Please set down all the lines beneath this one exactly, without the pictures.

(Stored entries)

* * * * *

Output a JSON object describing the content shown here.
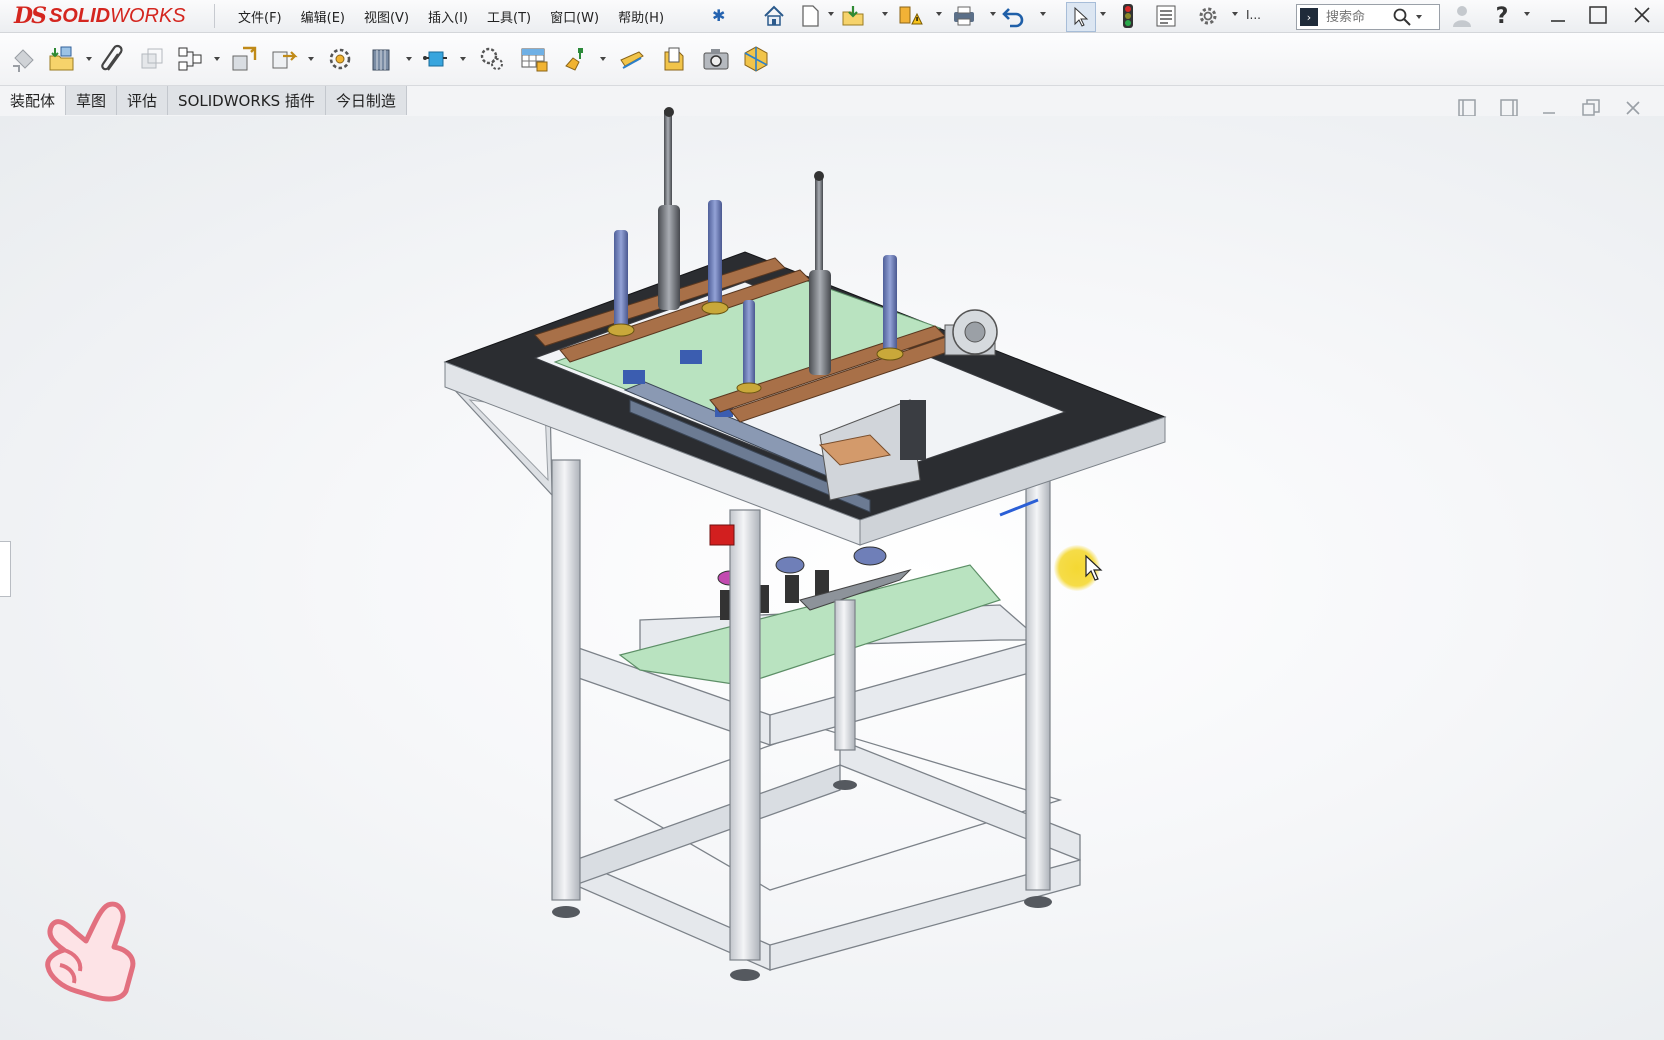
{
  "app": {
    "logo_ds": "DS",
    "logo_name_bold": "SOLID",
    "logo_name_thin": "WORKS"
  },
  "menu": [
    {
      "label": "文件(F)"
    },
    {
      "label": "编辑(E)"
    },
    {
      "label": "视图(V)"
    },
    {
      "label": "插入(I)"
    },
    {
      "label": "工具(T)"
    },
    {
      "label": "窗口(W)"
    },
    {
      "label": "帮助(H)"
    }
  ],
  "search": {
    "placeholder": "搜索命",
    "cmd_glyph": "›"
  },
  "toolbar_overflow": "I...",
  "tabs": [
    {
      "label": "装配体",
      "active": true
    },
    {
      "label": "草图",
      "active": false
    },
    {
      "label": "评估",
      "active": false
    },
    {
      "label": "SOLIDWORKS 插件",
      "active": false
    },
    {
      "label": "今日制造",
      "active": false
    }
  ],
  "colors": {
    "brand": "#d4261f",
    "frame_aluminum": "#d7dade",
    "tabletop": "#2b2d31",
    "cylinder": "#6f7fb8",
    "plate": "#b9e3c0",
    "rail": "#a87048",
    "highlight": "#f4d628"
  }
}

* * * * *

*EXERCISE SOLUTION*:
Output a JSON object describing the content shown here.
{
  "app": {
    "logo_ds": "DS",
    "logo_name_bold": "SOLID",
    "logo_name_thin": "WORKS"
  },
  "menu": [
    {
      "label": "文件(F)"
    },
    {
      "label": "编辑(E)"
    },
    {
      "label": "视图(V)"
    },
    {
      "label": "插入(I)"
    },
    {
      "label": "工具(T)"
    },
    {
      "label": "窗口(W)"
    },
    {
      "label": "帮助(H)"
    }
  ],
  "search": {
    "placeholder": "搜索命",
    "cmd_glyph": "›"
  },
  "toolbar_overflow": "I...",
  "tabs": [
    {
      "label": "装配体",
      "active": true
    },
    {
      "label": "草图",
      "active": false
    },
    {
      "label": "评估",
      "active": false
    },
    {
      "label": "SOLIDWORKS 插件",
      "active": false
    },
    {
      "label": "今日制造",
      "active": false
    }
  ],
  "colors": {
    "brand": "#d4261f",
    "frame_aluminum": "#d7dade",
    "tabletop": "#2b2d31",
    "cylinder": "#6f7fb8",
    "plate": "#b9e3c0",
    "rail": "#a87048",
    "highlight": "#f4d628"
  }
}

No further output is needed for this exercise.